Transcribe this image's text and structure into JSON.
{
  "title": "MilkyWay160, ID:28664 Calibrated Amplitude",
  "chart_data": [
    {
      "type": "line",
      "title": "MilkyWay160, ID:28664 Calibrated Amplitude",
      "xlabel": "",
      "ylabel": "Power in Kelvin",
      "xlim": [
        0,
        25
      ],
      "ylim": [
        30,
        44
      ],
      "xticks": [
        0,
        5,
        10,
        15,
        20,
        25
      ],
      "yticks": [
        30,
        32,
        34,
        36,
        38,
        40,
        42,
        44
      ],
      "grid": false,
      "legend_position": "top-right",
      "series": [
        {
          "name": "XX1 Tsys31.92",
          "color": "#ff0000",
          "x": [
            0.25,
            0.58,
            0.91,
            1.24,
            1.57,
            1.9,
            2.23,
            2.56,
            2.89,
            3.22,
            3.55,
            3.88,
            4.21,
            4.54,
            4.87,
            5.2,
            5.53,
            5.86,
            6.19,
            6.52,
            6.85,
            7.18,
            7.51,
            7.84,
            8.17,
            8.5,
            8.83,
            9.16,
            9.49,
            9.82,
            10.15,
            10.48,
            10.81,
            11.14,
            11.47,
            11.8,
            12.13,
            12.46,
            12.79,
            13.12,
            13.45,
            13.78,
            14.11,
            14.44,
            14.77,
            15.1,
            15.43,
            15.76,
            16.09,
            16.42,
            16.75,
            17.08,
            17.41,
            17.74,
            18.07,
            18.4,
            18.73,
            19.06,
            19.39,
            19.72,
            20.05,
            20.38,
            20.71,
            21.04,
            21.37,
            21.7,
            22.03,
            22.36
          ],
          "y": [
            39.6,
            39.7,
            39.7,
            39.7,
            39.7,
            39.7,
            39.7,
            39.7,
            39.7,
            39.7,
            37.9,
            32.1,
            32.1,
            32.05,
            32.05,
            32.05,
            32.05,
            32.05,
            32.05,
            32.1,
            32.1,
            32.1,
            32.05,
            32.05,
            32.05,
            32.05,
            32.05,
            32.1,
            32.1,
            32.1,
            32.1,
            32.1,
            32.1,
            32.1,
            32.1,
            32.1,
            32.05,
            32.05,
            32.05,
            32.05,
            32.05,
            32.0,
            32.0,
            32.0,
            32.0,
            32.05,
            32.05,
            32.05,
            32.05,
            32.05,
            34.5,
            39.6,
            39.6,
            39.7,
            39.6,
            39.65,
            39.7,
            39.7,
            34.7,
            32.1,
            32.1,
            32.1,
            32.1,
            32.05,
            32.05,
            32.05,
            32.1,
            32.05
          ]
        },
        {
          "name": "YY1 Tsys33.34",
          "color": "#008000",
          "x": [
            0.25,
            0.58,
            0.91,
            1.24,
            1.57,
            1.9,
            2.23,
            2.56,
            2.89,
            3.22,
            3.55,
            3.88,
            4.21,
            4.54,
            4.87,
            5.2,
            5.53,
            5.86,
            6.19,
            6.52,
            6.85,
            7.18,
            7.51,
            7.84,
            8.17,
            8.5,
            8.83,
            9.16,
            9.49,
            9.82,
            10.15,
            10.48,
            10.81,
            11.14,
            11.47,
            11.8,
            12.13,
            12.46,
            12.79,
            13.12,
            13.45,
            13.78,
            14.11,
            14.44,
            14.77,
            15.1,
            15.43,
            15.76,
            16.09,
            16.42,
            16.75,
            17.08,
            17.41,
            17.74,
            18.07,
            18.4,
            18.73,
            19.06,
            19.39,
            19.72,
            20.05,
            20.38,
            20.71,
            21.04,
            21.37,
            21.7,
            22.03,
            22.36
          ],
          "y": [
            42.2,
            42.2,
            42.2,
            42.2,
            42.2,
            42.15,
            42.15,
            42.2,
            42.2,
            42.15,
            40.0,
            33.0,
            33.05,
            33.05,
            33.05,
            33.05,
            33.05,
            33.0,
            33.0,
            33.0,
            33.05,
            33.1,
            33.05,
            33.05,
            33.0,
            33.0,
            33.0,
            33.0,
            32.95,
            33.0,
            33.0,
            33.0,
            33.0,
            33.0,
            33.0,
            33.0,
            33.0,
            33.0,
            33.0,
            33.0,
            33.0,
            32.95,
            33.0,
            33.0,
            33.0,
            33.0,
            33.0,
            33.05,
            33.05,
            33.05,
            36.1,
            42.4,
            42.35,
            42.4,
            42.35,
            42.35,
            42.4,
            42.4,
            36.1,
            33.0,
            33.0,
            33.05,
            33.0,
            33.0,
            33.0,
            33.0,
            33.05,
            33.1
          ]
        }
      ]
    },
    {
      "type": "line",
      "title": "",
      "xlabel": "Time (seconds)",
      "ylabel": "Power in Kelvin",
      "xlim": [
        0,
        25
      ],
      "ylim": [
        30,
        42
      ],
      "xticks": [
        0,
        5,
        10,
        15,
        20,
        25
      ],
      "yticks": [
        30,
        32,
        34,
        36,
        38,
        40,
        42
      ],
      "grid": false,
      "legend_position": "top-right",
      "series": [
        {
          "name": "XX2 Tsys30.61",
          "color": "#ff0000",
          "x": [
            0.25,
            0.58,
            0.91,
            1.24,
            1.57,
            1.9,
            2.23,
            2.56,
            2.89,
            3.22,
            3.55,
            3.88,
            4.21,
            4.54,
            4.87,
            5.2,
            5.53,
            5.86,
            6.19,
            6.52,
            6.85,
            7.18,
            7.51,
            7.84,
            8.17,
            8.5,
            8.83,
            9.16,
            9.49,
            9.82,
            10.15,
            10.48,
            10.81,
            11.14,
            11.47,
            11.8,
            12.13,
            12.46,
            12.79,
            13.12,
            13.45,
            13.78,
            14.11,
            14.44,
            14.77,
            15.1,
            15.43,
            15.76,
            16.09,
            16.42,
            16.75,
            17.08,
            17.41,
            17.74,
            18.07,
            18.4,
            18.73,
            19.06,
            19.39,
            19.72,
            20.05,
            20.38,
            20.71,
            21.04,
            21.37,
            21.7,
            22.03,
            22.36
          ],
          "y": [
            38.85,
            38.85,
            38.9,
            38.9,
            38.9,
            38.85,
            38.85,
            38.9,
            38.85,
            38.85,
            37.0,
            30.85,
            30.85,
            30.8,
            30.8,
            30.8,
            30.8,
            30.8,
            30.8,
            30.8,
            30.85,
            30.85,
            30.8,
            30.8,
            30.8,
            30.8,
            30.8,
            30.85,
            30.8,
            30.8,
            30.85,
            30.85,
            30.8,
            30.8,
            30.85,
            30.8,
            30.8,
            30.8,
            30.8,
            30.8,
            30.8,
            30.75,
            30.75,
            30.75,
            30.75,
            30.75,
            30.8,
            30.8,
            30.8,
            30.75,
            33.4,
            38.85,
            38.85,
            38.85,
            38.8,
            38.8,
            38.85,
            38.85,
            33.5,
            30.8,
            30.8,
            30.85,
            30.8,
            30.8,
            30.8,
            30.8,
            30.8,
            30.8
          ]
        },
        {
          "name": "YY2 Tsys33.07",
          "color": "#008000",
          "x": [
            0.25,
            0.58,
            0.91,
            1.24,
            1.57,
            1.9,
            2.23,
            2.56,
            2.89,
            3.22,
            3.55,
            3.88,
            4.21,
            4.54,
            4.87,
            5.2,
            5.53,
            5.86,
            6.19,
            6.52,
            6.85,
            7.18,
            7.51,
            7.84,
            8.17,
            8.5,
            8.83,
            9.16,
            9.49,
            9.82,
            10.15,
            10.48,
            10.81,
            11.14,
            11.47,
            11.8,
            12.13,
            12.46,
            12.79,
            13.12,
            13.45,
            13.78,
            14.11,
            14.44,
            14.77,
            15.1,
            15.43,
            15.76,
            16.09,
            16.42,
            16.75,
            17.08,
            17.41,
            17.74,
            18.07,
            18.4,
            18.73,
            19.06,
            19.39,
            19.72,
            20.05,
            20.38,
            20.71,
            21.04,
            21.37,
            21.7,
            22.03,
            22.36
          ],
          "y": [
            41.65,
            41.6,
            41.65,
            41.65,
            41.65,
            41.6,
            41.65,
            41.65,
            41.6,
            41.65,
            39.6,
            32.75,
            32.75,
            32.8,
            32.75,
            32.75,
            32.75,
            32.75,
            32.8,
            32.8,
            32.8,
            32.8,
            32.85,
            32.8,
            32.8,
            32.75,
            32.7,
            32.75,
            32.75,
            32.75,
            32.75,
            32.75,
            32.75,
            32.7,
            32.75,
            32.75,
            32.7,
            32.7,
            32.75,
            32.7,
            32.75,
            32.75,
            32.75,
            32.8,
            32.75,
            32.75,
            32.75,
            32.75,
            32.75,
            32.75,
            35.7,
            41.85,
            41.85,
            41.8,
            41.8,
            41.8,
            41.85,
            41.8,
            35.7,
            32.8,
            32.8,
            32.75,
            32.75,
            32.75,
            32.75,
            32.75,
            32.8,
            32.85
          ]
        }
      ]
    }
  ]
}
────────
◆ **Task instructions**: Within the listing above, work out how many lines contain the string "Calibrated", and reply with that number only.

◆ **Output**: 2